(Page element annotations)
>> BEGIN

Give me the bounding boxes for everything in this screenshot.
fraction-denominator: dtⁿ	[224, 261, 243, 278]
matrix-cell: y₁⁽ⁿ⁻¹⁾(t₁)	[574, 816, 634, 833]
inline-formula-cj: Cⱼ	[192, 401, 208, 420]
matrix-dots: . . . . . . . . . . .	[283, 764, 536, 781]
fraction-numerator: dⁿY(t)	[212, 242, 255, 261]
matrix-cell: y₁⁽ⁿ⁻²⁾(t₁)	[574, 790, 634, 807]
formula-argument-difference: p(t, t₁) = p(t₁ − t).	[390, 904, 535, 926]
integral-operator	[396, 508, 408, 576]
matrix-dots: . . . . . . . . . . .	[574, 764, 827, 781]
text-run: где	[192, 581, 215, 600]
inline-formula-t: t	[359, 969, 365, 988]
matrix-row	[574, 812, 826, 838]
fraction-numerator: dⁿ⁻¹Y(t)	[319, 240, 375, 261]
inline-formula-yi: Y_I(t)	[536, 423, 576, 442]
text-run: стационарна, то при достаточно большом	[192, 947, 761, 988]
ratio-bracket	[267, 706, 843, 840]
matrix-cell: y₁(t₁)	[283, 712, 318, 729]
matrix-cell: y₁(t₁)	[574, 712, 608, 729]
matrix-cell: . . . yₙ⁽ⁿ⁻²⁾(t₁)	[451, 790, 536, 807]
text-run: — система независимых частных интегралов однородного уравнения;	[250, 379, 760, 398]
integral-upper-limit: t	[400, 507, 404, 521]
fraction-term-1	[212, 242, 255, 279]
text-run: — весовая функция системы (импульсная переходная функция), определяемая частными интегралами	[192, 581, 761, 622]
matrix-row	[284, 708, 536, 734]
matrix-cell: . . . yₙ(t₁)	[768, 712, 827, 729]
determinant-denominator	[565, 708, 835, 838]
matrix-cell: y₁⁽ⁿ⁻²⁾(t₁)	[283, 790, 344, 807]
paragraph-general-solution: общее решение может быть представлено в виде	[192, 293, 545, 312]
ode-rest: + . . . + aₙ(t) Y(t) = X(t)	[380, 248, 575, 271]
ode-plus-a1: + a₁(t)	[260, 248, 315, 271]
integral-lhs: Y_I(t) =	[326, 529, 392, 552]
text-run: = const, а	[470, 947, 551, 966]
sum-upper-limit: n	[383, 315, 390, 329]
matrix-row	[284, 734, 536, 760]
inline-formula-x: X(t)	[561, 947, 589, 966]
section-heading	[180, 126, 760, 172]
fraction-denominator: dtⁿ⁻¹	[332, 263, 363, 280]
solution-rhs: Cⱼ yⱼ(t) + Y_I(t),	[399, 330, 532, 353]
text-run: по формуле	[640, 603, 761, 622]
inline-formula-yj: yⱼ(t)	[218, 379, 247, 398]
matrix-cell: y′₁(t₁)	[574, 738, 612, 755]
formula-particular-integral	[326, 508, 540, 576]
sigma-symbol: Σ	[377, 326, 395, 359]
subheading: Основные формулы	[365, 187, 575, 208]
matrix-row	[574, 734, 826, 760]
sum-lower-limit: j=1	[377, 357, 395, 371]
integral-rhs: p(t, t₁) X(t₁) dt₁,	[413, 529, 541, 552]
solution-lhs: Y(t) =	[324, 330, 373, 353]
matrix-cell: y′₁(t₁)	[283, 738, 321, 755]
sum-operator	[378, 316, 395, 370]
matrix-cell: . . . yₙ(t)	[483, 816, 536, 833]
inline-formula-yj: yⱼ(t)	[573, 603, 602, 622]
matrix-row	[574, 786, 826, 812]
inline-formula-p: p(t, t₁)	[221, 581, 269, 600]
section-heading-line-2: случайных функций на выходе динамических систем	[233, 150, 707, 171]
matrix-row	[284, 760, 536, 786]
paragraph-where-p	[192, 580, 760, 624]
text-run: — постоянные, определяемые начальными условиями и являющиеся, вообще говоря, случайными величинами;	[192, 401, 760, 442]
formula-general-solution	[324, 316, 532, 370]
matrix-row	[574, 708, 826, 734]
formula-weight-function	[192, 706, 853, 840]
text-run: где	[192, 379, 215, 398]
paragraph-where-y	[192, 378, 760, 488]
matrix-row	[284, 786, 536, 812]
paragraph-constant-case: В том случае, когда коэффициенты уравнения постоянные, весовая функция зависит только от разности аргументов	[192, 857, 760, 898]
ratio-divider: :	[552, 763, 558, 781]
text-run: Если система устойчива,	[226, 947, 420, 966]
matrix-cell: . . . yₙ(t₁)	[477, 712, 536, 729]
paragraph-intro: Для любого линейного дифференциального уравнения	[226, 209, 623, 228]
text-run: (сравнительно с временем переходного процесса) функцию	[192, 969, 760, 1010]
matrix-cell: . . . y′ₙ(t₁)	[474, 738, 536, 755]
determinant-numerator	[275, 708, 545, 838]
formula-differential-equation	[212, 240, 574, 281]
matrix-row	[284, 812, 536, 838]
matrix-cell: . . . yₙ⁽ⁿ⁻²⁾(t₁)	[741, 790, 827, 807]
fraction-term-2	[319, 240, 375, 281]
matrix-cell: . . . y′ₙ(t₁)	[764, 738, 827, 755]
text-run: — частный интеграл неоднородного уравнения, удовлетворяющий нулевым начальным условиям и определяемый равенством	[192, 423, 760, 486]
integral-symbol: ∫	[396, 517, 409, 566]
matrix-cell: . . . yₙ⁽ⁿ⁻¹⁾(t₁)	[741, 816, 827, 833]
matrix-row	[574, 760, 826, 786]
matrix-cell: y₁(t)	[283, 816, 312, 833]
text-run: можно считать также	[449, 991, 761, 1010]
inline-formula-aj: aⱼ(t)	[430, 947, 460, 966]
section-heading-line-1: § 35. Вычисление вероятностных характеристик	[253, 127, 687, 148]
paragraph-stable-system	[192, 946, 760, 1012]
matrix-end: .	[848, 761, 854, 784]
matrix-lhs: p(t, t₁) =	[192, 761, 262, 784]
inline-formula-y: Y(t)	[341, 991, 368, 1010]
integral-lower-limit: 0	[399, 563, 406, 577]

>> END

# [Exercise]
Rewrite all of the entries above, changing every "text-run" to "text-span" and leaving everything else untouched.

# [Finished exercise]
Give me the bounding boxes for everything in this screenshot.
fraction-denominator: dtⁿ	[224, 261, 243, 278]
matrix-cell: y₁⁽ⁿ⁻¹⁾(t₁)	[574, 816, 634, 833]
inline-formula-cj: Cⱼ	[192, 401, 208, 420]
matrix-dots: . . . . . . . . . . .	[283, 764, 536, 781]
fraction-numerator: dⁿY(t)	[212, 242, 255, 261]
matrix-cell: y₁⁽ⁿ⁻²⁾(t₁)	[574, 790, 634, 807]
formula-argument-difference: p(t, t₁) = p(t₁ − t).	[390, 904, 535, 926]
integral-operator	[396, 508, 408, 576]
matrix-dots: . . . . . . . . . . .	[574, 764, 827, 781]
text-span: где	[192, 581, 215, 600]
inline-formula-t: t	[359, 969, 365, 988]
matrix-row	[574, 812, 826, 838]
fraction-numerator: dⁿ⁻¹Y(t)	[319, 240, 375, 261]
inline-formula-yi: Y_I(t)	[536, 423, 576, 442]
text-span: стационарна, то при достаточно большом	[192, 947, 761, 988]
ratio-bracket	[267, 706, 843, 840]
matrix-cell: y₁(t₁)	[283, 712, 318, 729]
matrix-cell: y₁(t₁)	[574, 712, 608, 729]
matrix-cell: . . . yₙ⁽ⁿ⁻²⁾(t₁)	[451, 790, 536, 807]
text-span: — система независимых частных интегралов однородного уравнения;	[250, 379, 760, 398]
integral-upper-limit: t	[400, 507, 404, 521]
fraction-term-1	[212, 242, 255, 279]
text-span: — весовая функция системы (импульсная переходная функция), определяемая частными интегралами	[192, 581, 761, 622]
matrix-row	[284, 708, 536, 734]
matrix-cell: . . . yₙ(t₁)	[768, 712, 827, 729]
determinant-denominator	[565, 708, 835, 838]
matrix-cell: y₁⁽ⁿ⁻²⁾(t₁)	[283, 790, 344, 807]
paragraph-general-solution: общее решение может быть представлено в виде	[192, 293, 545, 312]
ode-rest: + . . . + aₙ(t) Y(t) = X(t)	[380, 248, 575, 271]
ode-plus-a1: + a₁(t)	[260, 248, 315, 271]
integral-lhs: Y_I(t) =	[326, 529, 392, 552]
text-span: = const, а	[470, 947, 551, 966]
sum-upper-limit: n	[383, 315, 390, 329]
matrix-row	[284, 734, 536, 760]
inline-formula-x: X(t)	[561, 947, 589, 966]
section-heading	[180, 126, 760, 172]
fraction-denominator: dtⁿ⁻¹	[332, 263, 363, 280]
solution-rhs: Cⱼ yⱼ(t) + Y_I(t),	[399, 330, 532, 353]
text-span: по формуле	[640, 603, 761, 622]
inline-formula-yj: yⱼ(t)	[218, 379, 247, 398]
matrix-cell: y′₁(t₁)	[574, 738, 612, 755]
formula-particular-integral	[326, 508, 540, 576]
sigma-symbol: Σ	[377, 326, 395, 359]
subheading: Основные формулы	[365, 187, 575, 208]
matrix-row	[574, 734, 826, 760]
sum-lower-limit: j=1	[377, 357, 395, 371]
integral-rhs: p(t, t₁) X(t₁) dt₁,	[413, 529, 541, 552]
solution-lhs: Y(t) =	[324, 330, 373, 353]
matrix-cell: y′₁(t₁)	[283, 738, 321, 755]
sum-operator	[378, 316, 395, 370]
matrix-cell: . . . yₙ(t)	[483, 816, 536, 833]
inline-formula-yj: yⱼ(t)	[573, 603, 602, 622]
matrix-row	[574, 786, 826, 812]
inline-formula-p: p(t, t₁)	[221, 581, 269, 600]
section-heading-line-2: случайных функций на выходе динамических систем	[233, 150, 707, 171]
matrix-row	[284, 760, 536, 786]
paragraph-where-p	[192, 580, 760, 624]
text-span: — постоянные, определяемые начальными условиями и являющиеся, вообще говоря, случайными величинами;	[192, 401, 760, 442]
formula-general-solution	[324, 316, 532, 370]
matrix-row	[574, 708, 826, 734]
formula-weight-function	[192, 706, 853, 840]
text-span: где	[192, 379, 215, 398]
paragraph-where-y	[192, 378, 760, 488]
matrix-row	[284, 786, 536, 812]
paragraph-constant-case: В том случае, когда коэффициенты уравнения постоянные, весовая функция зависит только от разности аргументов	[192, 857, 760, 898]
ratio-divider: :	[552, 763, 558, 781]
text-span: Если система устойчива,	[226, 947, 420, 966]
matrix-cell: . . . yₙ(t₁)	[477, 712, 536, 729]
paragraph-intro: Для любого линейного дифференциального уравнения	[226, 209, 623, 228]
text-span: (сравнительно с временем переходного процесса) функцию	[192, 969, 760, 1010]
matrix-cell: . . . y′ₙ(t₁)	[474, 738, 536, 755]
determinant-numerator	[275, 708, 545, 838]
formula-differential-equation	[212, 240, 574, 281]
matrix-row	[284, 812, 536, 838]
matrix-cell: . . . yₙ⁽ⁿ⁻²⁾(t₁)	[741, 790, 827, 807]
fraction-term-2	[319, 240, 375, 281]
matrix-cell: . . . y′ₙ(t₁)	[764, 738, 827, 755]
text-span: — частный интеграл неоднородного уравнения, удовлетворяющий нулевым начальным условиям и определяемый равенством	[192, 423, 760, 486]
integral-symbol: ∫	[396, 517, 409, 566]
matrix-cell: . . . yₙ⁽ⁿ⁻¹⁾(t₁)	[741, 816, 827, 833]
matrix-row	[574, 760, 826, 786]
matrix-cell: y₁(t)	[283, 816, 312, 833]
text-span: можно считать также	[449, 991, 761, 1010]
inline-formula-aj: aⱼ(t)	[430, 947, 460, 966]
section-heading-line-1: § 35. Вычисление вероятностных характеристик	[253, 127, 687, 148]
paragraph-stable-system	[192, 946, 760, 1012]
matrix-end: .	[848, 761, 854, 784]
matrix-lhs: p(t, t₁) =	[192, 761, 262, 784]
inline-formula-y: Y(t)	[341, 991, 368, 1010]
integral-lower-limit: 0	[399, 563, 406, 577]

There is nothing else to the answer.